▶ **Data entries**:
- - - -
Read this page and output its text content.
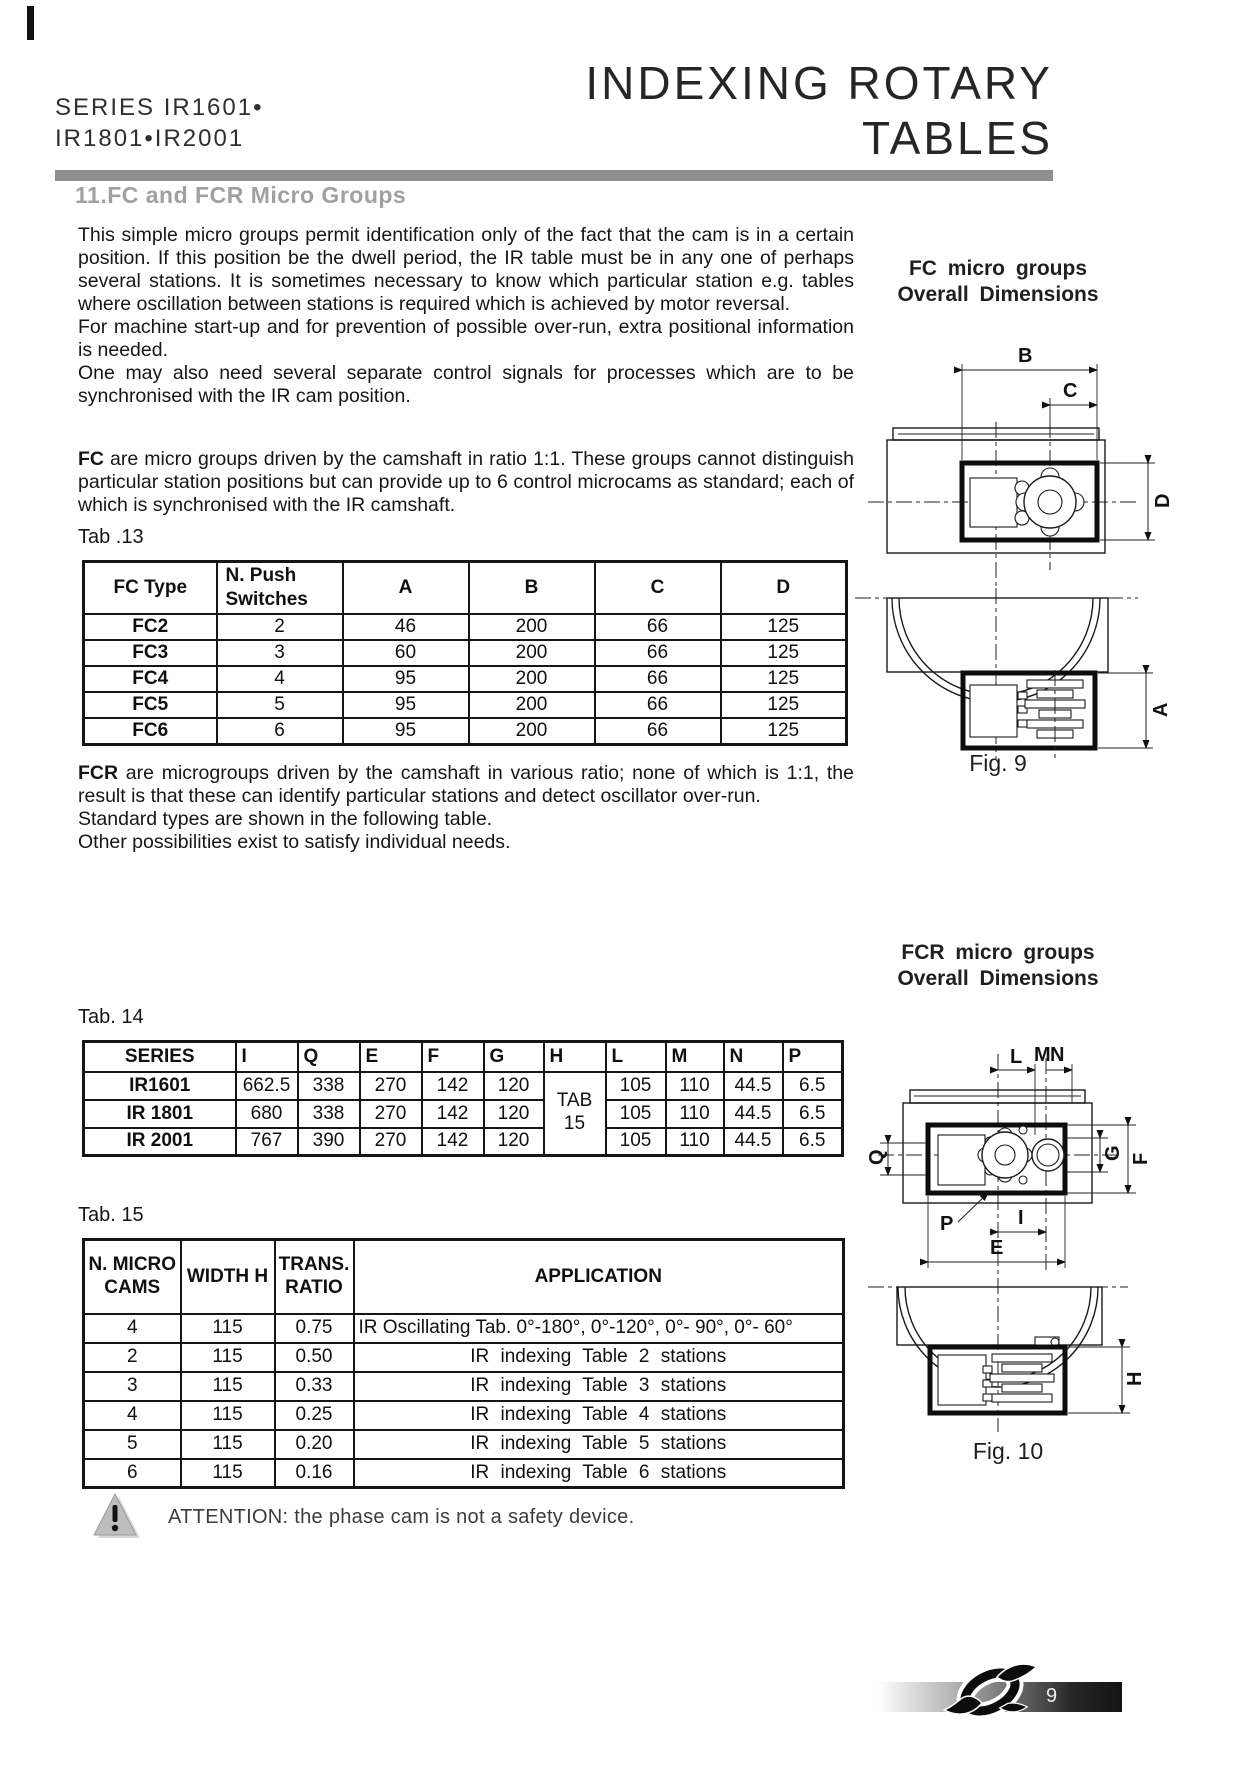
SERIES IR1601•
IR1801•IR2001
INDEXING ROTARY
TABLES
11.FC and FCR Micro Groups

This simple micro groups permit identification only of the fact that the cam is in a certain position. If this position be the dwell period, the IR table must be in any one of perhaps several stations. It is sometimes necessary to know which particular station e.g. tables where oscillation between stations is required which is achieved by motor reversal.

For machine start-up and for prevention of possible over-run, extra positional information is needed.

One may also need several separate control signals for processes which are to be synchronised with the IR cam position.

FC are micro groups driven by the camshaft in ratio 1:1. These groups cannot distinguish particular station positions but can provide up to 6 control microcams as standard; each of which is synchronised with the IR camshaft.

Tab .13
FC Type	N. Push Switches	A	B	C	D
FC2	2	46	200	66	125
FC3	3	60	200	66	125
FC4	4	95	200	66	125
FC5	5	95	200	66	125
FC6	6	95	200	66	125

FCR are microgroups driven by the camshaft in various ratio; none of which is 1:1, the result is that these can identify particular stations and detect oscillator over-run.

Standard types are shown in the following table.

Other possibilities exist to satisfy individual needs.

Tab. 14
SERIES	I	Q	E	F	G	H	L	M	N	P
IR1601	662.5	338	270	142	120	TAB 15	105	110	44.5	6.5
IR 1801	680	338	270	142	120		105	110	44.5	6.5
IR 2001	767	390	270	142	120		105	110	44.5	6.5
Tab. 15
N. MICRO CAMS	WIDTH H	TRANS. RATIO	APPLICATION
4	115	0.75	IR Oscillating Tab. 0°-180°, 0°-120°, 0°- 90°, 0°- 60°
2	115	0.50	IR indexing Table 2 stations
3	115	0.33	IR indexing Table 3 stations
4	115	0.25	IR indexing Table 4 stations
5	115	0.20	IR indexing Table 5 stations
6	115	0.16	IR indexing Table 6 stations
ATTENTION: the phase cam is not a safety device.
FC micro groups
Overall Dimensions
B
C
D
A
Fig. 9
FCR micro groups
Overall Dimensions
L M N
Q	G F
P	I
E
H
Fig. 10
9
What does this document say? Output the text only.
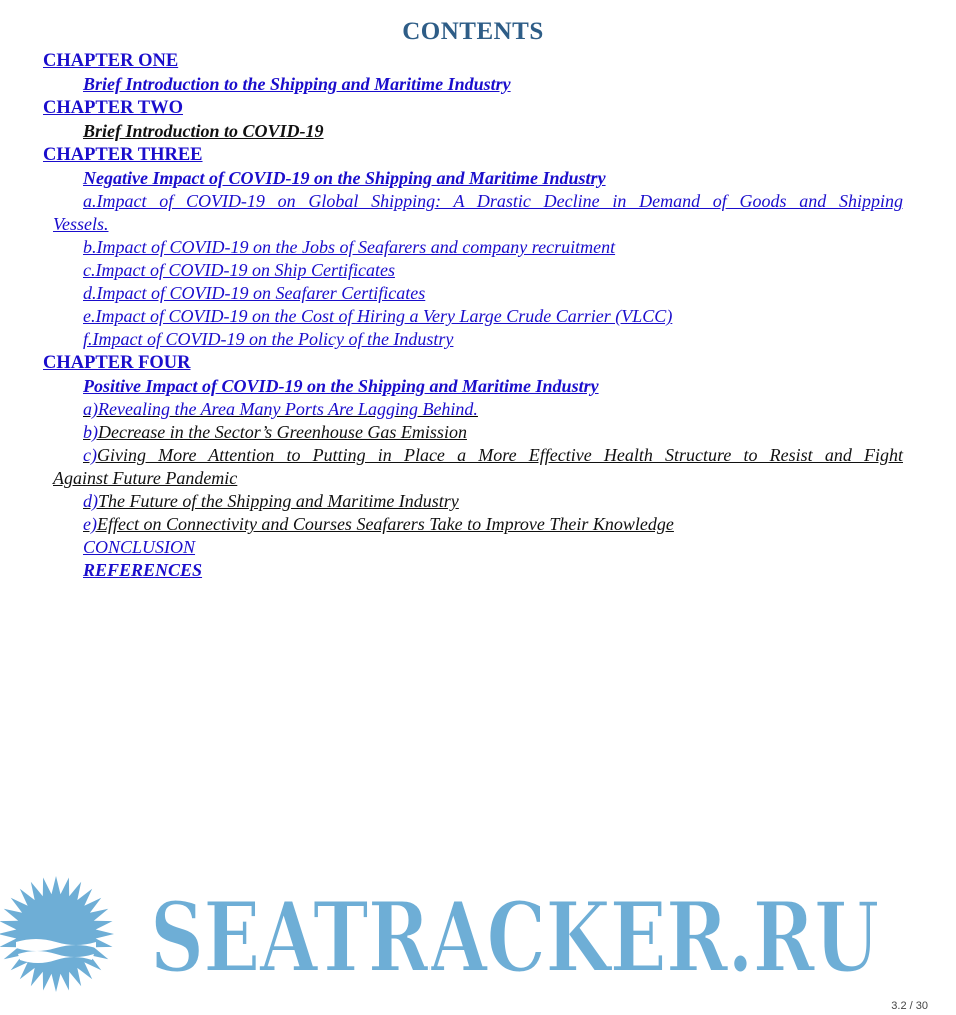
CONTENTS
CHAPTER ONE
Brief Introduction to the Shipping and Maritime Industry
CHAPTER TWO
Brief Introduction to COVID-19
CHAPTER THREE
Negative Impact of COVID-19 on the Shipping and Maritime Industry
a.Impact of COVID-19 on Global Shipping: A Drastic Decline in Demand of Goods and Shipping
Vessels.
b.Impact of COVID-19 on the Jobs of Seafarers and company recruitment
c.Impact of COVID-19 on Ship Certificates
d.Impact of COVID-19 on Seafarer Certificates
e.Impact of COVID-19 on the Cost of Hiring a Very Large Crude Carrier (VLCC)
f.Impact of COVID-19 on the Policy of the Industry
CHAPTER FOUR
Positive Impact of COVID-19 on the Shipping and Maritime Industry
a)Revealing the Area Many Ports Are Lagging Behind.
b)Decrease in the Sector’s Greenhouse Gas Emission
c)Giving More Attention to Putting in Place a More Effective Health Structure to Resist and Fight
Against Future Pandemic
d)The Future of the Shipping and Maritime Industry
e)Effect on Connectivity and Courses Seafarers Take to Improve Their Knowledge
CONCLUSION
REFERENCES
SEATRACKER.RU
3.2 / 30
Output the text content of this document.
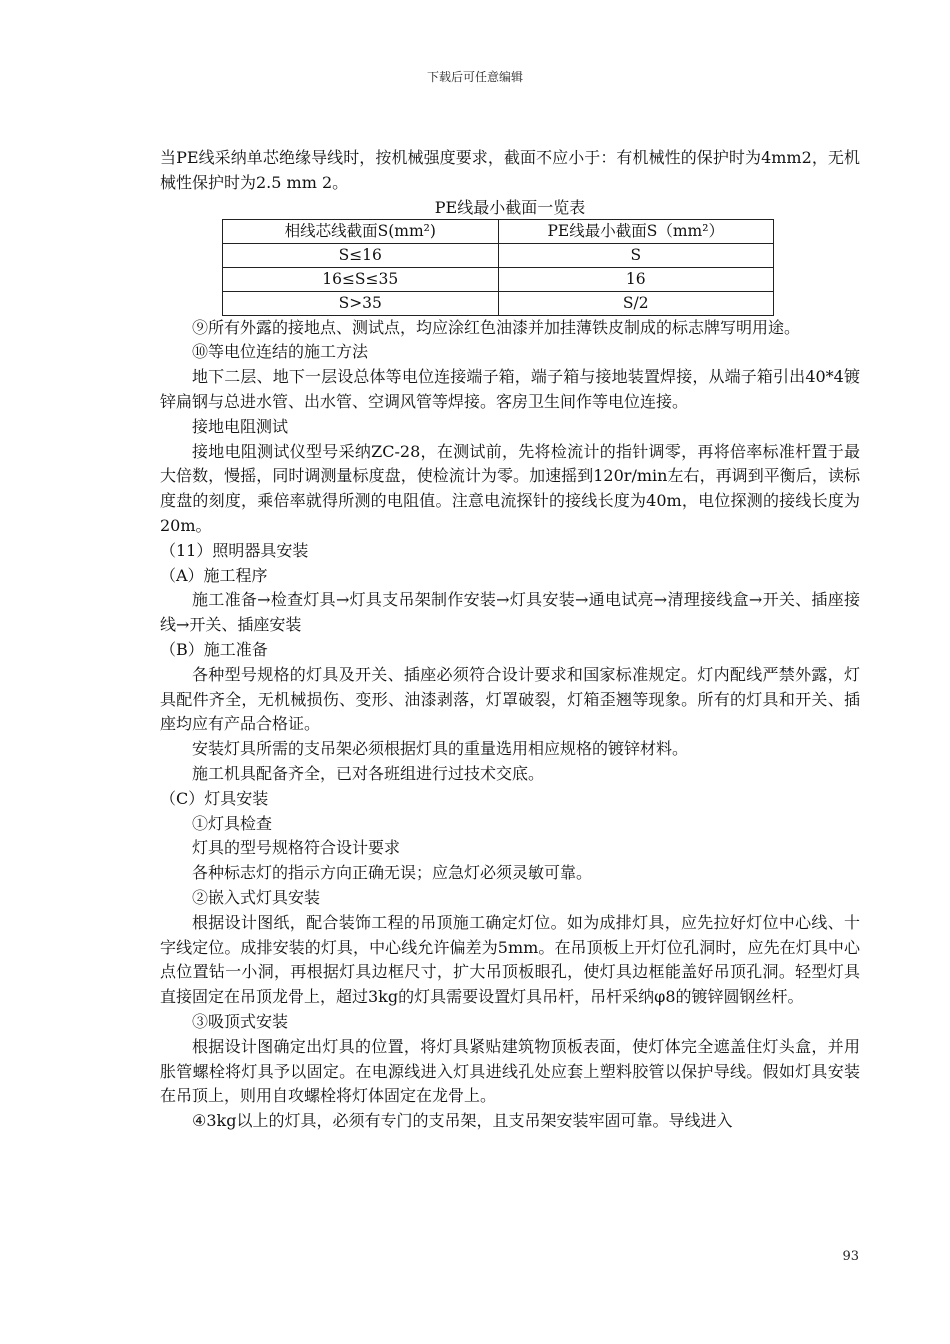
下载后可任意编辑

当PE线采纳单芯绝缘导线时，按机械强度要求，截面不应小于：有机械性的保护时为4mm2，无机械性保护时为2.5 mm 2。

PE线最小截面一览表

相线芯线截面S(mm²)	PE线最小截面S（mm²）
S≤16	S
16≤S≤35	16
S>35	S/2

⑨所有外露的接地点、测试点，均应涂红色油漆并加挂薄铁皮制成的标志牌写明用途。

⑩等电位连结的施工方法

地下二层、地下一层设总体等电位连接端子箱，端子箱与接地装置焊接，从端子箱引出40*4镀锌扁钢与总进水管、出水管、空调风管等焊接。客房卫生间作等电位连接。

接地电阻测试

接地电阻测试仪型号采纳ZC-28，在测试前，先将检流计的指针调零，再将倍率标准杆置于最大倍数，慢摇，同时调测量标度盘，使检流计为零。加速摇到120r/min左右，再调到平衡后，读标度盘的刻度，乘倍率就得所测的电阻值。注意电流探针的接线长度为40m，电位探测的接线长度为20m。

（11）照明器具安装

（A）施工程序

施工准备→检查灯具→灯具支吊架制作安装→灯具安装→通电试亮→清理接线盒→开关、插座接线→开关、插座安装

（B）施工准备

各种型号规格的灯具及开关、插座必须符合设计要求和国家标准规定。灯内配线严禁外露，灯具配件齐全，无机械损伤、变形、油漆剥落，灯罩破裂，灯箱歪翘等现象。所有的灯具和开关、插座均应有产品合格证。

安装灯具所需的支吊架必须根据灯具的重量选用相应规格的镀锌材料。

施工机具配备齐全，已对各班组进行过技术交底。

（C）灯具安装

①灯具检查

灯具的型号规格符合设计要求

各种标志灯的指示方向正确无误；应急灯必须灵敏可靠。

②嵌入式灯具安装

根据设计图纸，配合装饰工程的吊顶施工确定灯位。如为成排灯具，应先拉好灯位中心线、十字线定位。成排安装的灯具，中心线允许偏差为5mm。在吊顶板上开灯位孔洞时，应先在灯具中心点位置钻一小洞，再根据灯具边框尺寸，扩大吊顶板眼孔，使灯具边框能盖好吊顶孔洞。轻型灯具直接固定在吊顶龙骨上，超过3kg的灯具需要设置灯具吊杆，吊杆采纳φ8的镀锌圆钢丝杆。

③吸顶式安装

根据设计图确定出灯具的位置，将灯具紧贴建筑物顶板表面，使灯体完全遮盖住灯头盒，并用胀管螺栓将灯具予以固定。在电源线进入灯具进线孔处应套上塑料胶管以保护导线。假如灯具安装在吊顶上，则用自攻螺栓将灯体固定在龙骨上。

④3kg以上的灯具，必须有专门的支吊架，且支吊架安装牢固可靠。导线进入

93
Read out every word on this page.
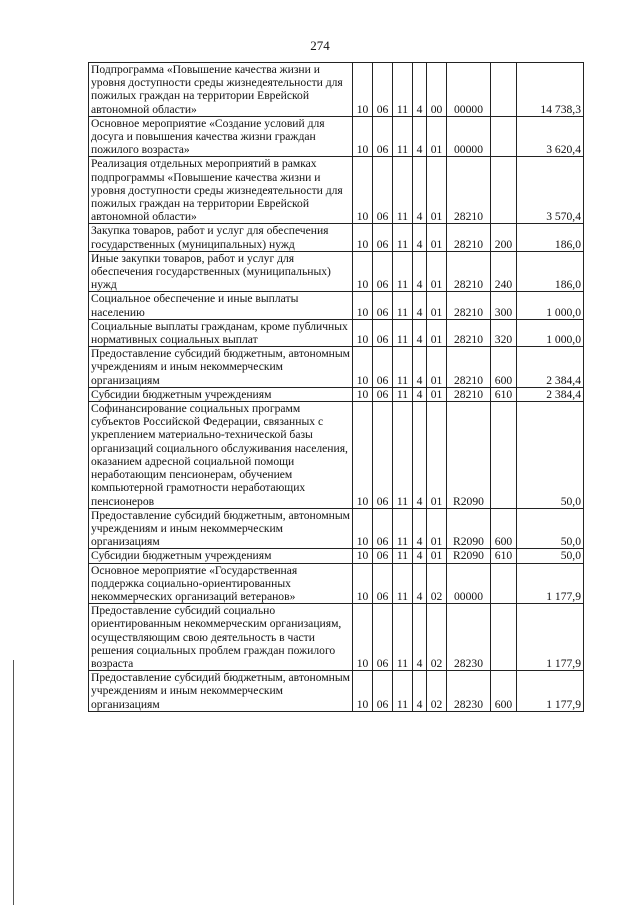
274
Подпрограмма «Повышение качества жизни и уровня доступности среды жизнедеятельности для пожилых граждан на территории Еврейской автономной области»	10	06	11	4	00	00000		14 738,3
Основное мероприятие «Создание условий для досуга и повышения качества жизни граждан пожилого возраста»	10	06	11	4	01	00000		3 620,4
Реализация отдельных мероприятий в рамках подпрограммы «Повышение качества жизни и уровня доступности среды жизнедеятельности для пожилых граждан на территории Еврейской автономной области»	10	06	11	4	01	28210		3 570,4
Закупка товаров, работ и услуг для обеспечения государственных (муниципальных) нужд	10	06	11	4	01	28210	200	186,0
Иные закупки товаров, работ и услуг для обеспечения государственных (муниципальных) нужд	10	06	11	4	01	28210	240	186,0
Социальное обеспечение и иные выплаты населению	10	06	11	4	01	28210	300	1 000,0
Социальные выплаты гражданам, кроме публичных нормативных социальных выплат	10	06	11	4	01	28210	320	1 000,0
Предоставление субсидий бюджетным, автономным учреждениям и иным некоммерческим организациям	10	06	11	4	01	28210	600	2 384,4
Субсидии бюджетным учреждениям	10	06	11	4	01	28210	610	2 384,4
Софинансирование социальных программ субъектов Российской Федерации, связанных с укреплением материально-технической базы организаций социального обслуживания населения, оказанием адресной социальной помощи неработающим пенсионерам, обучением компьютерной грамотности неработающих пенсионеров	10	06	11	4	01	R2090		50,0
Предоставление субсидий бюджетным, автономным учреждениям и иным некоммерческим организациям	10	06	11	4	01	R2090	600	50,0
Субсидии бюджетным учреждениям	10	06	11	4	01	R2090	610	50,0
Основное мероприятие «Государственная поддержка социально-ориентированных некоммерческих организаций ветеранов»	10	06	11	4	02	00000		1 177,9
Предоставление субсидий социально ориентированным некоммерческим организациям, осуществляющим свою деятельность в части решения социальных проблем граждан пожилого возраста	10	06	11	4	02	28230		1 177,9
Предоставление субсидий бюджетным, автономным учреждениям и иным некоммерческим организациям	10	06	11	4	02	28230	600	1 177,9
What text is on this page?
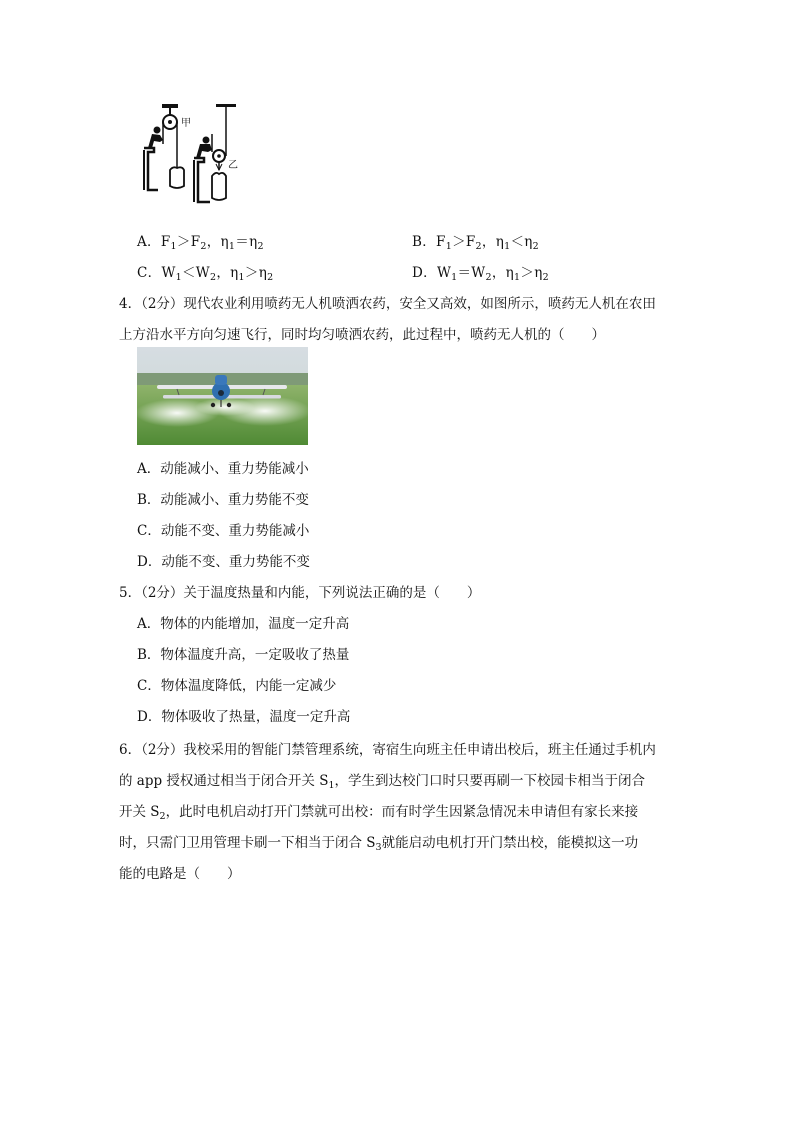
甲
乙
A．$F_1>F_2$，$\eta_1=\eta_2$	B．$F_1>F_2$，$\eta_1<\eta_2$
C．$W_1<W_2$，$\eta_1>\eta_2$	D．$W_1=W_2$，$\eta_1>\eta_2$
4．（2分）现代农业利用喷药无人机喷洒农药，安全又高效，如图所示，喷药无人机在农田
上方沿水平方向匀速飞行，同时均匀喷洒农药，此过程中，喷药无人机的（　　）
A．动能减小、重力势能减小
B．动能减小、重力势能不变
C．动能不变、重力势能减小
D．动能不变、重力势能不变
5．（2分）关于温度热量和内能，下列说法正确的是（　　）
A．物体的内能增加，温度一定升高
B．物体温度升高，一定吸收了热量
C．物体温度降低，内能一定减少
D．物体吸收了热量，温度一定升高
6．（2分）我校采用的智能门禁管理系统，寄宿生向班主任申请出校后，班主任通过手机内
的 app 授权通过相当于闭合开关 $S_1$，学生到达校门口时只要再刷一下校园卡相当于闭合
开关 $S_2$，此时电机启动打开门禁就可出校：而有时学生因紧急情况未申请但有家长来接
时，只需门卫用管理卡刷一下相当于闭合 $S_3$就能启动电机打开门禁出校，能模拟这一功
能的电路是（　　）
- - - -
▶ **TASK GOAL**:
Report each line in the preceding entries that holds the string "выплаты".

▶ **CORRECT RESPONSE**:
Социальное обеспечение и иные выплаты населению	10	06	11	4	01	28210	300	1 000,0
Социальные выплаты гражданам, кроме публичных нормативных социальных выплат	10	06	11	4	01	28210	320	1 000,0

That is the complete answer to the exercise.